YOUR GOAL:
Can you transcribe the data exactly? Leave the pictures out.

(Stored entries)

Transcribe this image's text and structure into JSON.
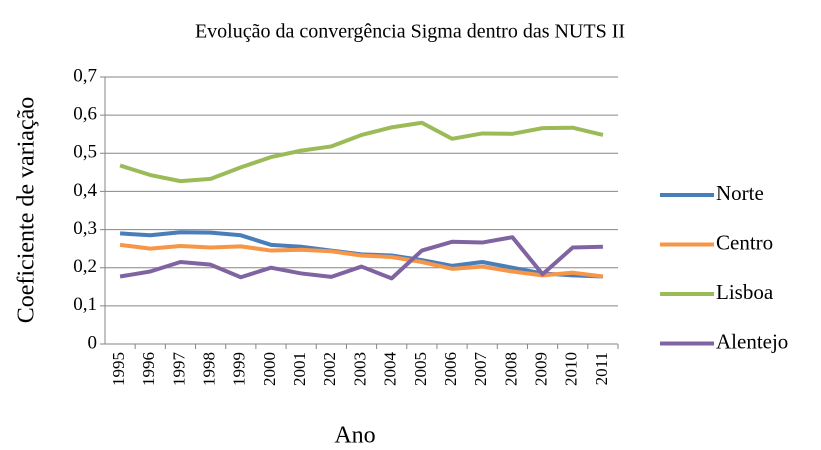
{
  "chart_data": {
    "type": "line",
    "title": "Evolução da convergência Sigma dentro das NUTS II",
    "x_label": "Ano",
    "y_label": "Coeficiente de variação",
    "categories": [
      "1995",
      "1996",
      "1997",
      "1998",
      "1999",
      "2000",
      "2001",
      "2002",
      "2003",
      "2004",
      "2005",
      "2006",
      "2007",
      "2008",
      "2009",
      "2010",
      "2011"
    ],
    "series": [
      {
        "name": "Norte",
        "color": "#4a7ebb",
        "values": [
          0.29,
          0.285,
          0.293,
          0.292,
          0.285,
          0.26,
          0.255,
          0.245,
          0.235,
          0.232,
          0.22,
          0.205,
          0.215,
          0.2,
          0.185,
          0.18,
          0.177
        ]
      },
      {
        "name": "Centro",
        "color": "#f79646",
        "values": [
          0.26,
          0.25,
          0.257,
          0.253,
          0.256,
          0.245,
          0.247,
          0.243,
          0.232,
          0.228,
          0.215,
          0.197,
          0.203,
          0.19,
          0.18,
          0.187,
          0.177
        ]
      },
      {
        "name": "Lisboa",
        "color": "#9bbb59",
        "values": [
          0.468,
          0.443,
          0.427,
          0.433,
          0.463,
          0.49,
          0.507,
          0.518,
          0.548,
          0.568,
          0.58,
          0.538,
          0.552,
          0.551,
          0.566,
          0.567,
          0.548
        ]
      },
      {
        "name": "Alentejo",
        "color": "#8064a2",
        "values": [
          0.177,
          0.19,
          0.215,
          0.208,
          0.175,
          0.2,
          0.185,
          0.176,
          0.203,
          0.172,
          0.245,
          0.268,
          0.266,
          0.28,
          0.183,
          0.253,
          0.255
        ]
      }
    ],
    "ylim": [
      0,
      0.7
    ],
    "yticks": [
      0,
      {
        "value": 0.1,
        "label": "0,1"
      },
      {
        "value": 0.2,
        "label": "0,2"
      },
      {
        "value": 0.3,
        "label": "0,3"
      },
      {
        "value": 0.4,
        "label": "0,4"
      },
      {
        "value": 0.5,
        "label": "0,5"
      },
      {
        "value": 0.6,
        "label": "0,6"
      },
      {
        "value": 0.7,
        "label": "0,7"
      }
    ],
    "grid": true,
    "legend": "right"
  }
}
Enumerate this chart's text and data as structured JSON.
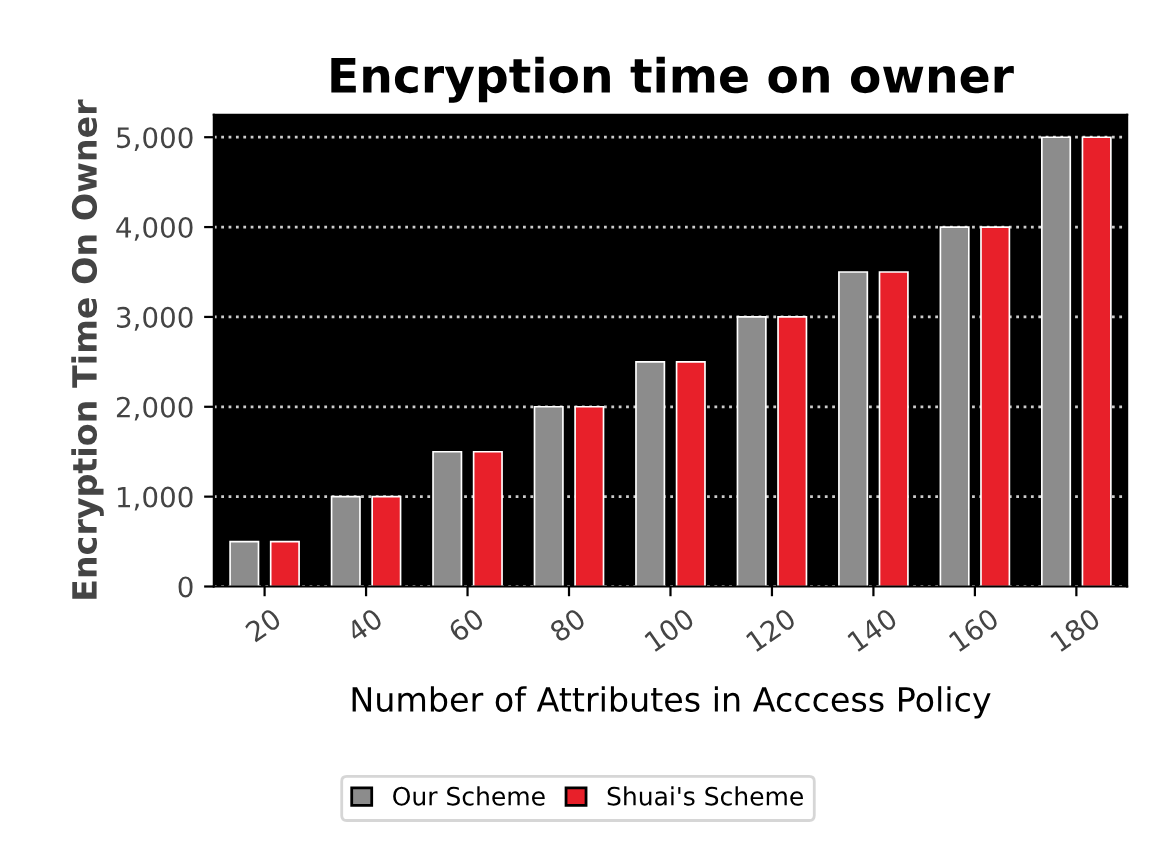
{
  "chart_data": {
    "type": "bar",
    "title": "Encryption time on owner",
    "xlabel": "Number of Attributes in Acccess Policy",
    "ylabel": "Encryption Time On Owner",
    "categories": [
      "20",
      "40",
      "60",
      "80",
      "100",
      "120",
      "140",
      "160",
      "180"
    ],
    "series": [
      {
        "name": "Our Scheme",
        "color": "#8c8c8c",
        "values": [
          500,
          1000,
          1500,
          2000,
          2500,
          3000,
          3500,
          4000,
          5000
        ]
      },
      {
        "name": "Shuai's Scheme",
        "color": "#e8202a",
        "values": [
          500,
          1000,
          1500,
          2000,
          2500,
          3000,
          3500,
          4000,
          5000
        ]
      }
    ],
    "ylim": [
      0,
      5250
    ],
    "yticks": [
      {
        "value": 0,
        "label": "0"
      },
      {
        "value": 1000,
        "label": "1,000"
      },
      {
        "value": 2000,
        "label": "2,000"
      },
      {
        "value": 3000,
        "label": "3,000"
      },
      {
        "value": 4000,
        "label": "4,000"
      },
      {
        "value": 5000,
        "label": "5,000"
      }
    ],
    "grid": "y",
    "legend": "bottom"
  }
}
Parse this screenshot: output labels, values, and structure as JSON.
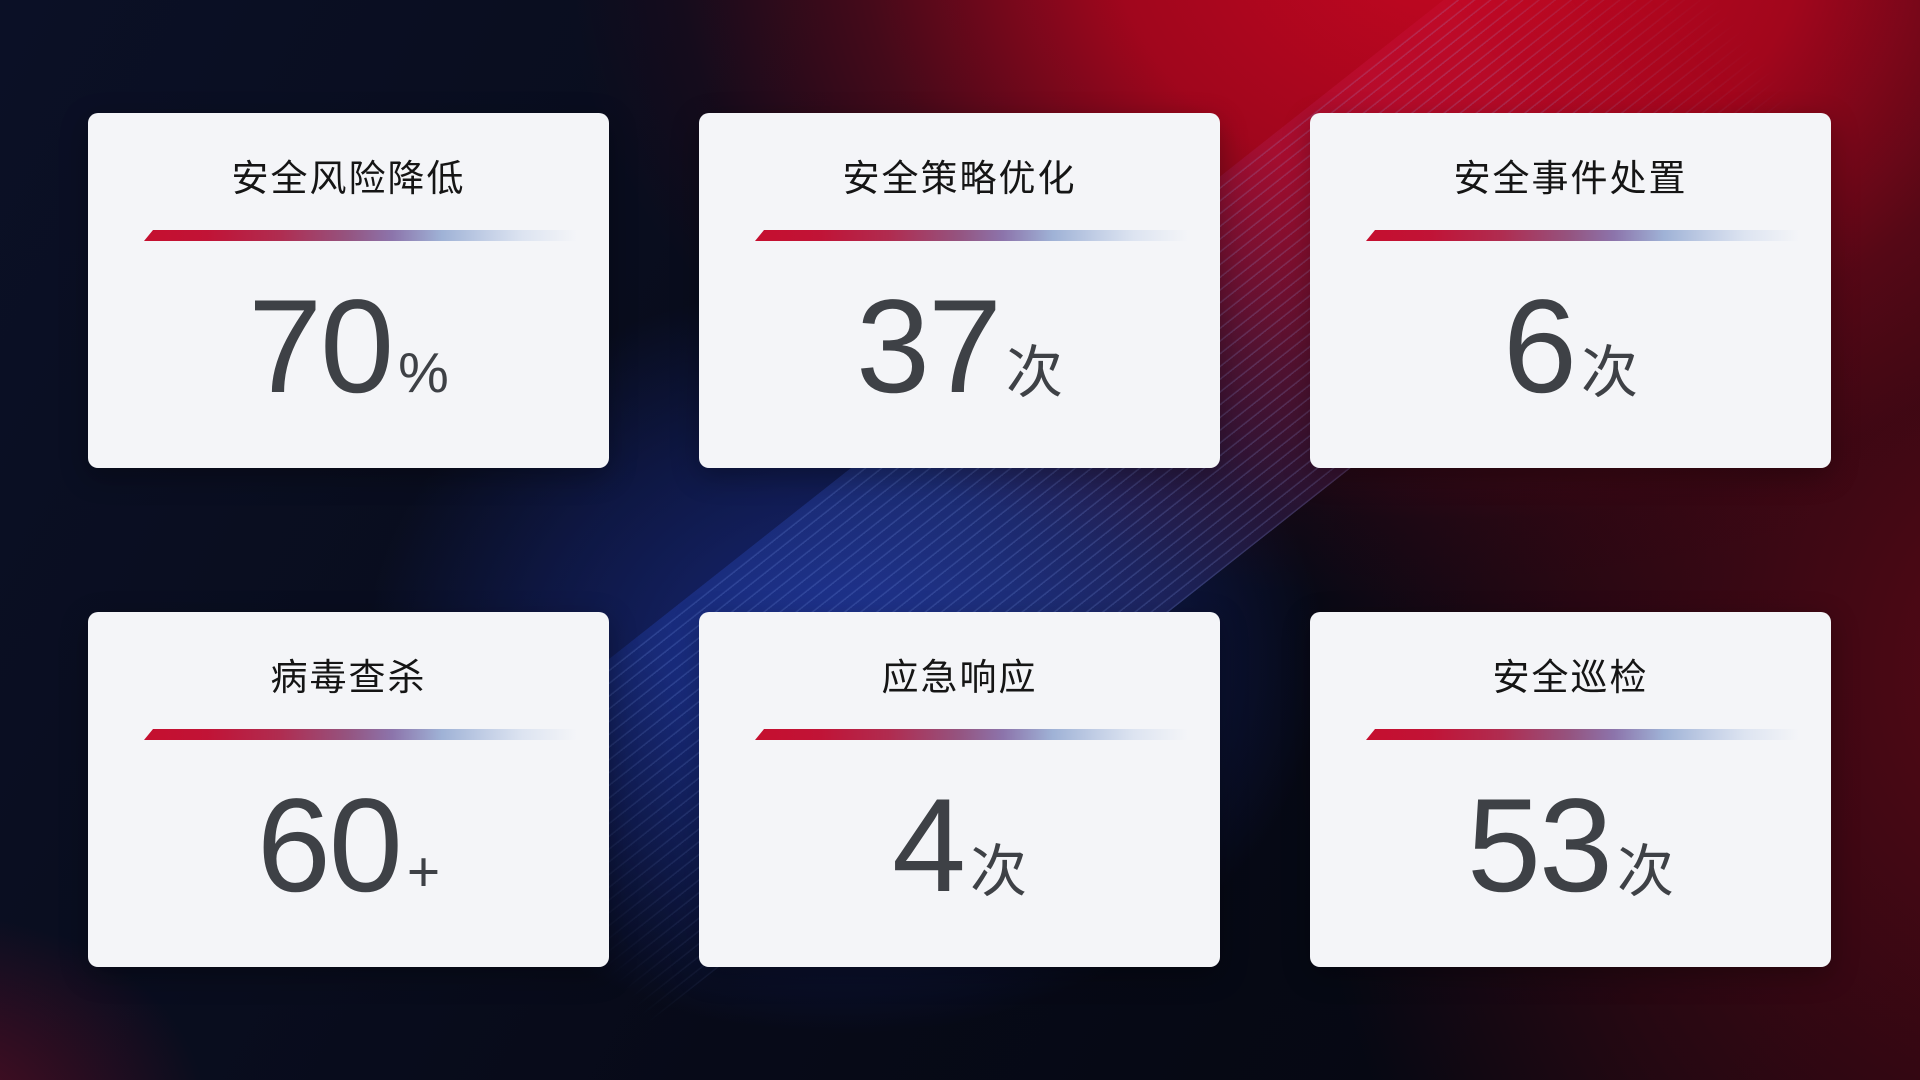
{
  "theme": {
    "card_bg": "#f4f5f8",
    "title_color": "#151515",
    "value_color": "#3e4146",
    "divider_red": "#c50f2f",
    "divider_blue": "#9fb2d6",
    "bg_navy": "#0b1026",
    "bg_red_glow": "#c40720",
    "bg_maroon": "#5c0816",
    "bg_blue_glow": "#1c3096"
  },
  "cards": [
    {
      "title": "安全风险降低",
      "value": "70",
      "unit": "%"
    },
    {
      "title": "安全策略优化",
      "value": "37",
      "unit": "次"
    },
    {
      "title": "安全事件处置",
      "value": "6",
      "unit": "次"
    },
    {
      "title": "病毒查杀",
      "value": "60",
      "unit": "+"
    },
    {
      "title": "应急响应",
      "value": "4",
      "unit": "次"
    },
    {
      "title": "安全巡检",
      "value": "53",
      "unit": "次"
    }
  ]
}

EXERCISE RESPONSE:
Transcribe this image's text and structure into JSON.
{
  "chart_data": {
    "type": "line",
    "title": "Evolução da convergência Sigma dentro das NUTS II",
    "x_label": "Ano",
    "y_label": "Coeficiente de variação",
    "categories": [
      "1995",
      "1996",
      "1997",
      "1998",
      "1999",
      "2000",
      "2001",
      "2002",
      "2003",
      "2004",
      "2005",
      "2006",
      "2007",
      "2008",
      "2009",
      "2010",
      "2011"
    ],
    "series": [
      {
        "name": "Norte",
        "color": "#4a7ebb",
        "values": [
          0.29,
          0.285,
          0.293,
          0.292,
          0.285,
          0.26,
          0.255,
          0.245,
          0.235,
          0.232,
          0.22,
          0.205,
          0.215,
          0.2,
          0.185,
          0.18,
          0.177
        ]
      },
      {
        "name": "Centro",
        "color": "#f79646",
        "values": [
          0.26,
          0.25,
          0.257,
          0.253,
          0.256,
          0.245,
          0.247,
          0.243,
          0.232,
          0.228,
          0.215,
          0.197,
          0.203,
          0.19,
          0.18,
          0.187,
          0.177
        ]
      },
      {
        "name": "Lisboa",
        "color": "#9bbb59",
        "values": [
          0.468,
          0.443,
          0.427,
          0.433,
          0.463,
          0.49,
          0.507,
          0.518,
          0.548,
          0.568,
          0.58,
          0.538,
          0.552,
          0.551,
          0.566,
          0.567,
          0.548
        ]
      },
      {
        "name": "Alentejo",
        "color": "#8064a2",
        "values": [
          0.177,
          0.19,
          0.215,
          0.208,
          0.175,
          0.2,
          0.185,
          0.176,
          0.203,
          0.172,
          0.245,
          0.268,
          0.266,
          0.28,
          0.183,
          0.253,
          0.255
        ]
      }
    ],
    "ylim": [
      0,
      0.7
    ],
    "yticks": [
      0,
      {
        "value": 0.1,
        "label": "0,1"
      },
      {
        "value": 0.2,
        "label": "0,2"
      },
      {
        "value": 0.3,
        "label": "0,3"
      },
      {
        "value": 0.4,
        "label": "0,4"
      },
      {
        "value": 0.5,
        "label": "0,5"
      },
      {
        "value": 0.6,
        "label": "0,6"
      },
      {
        "value": 0.7,
        "label": "0,7"
      }
    ],
    "grid": true,
    "legend": "right"
  }
}
Enumerate this chart's text and data as structured JSON.
{
  "chart_data": {
    "type": "bar",
    "title": "Encryption time on owner",
    "xlabel": "Number of Attributes in Acccess Policy",
    "ylabel": "Encryption Time On Owner",
    "categories": [
      "20",
      "40",
      "60",
      "80",
      "100",
      "120",
      "140",
      "160",
      "180"
    ],
    "series": [
      {
        "name": "Our Scheme",
        "color": "#8c8c8c",
        "values": [
          500,
          1000,
          1500,
          2000,
          2500,
          3000,
          3500,
          4000,
          5000
        ]
      },
      {
        "name": "Shuai's Scheme",
        "color": "#e8202a",
        "values": [
          500,
          1000,
          1500,
          2000,
          2500,
          3000,
          3500,
          4000,
          5000
        ]
      }
    ],
    "ylim": [
      0,
      5250
    ],
    "yticks": [
      {
        "value": 0,
        "label": "0"
      },
      {
        "value": 1000,
        "label": "1,000"
      },
      {
        "value": 2000,
        "label": "2,000"
      },
      {
        "value": 3000,
        "label": "3,000"
      },
      {
        "value": 4000,
        "label": "4,000"
      },
      {
        "value": 5000,
        "label": "5,000"
      }
    ],
    "grid": "y",
    "legend": "bottom"
  }
}
Parse this screenshot: output labels, values, and structure as JSON.
{
  "theme": {
    "card_bg": "#f4f5f8",
    "title_color": "#151515",
    "value_color": "#3e4146",
    "divider_red": "#c50f2f",
    "divider_blue": "#9fb2d6",
    "bg_navy": "#0b1026",
    "bg_red_glow": "#c40720",
    "bg_maroon": "#5c0816",
    "bg_blue_glow": "#1c3096"
  },
  "cards": [
    {
      "title": "安全风险降低",
      "value": "70",
      "unit": "%"
    },
    {
      "title": "安全策略优化",
      "value": "37",
      "unit": "次"
    },
    {
      "title": "安全事件处置",
      "value": "6",
      "unit": "次"
    },
    {
      "title": "病毒查杀",
      "value": "60",
      "unit": "+"
    },
    {
      "title": "应急响应",
      "value": "4",
      "unit": "次"
    },
    {
      "title": "安全巡检",
      "value": "53",
      "unit": "次"
    }
  ]
}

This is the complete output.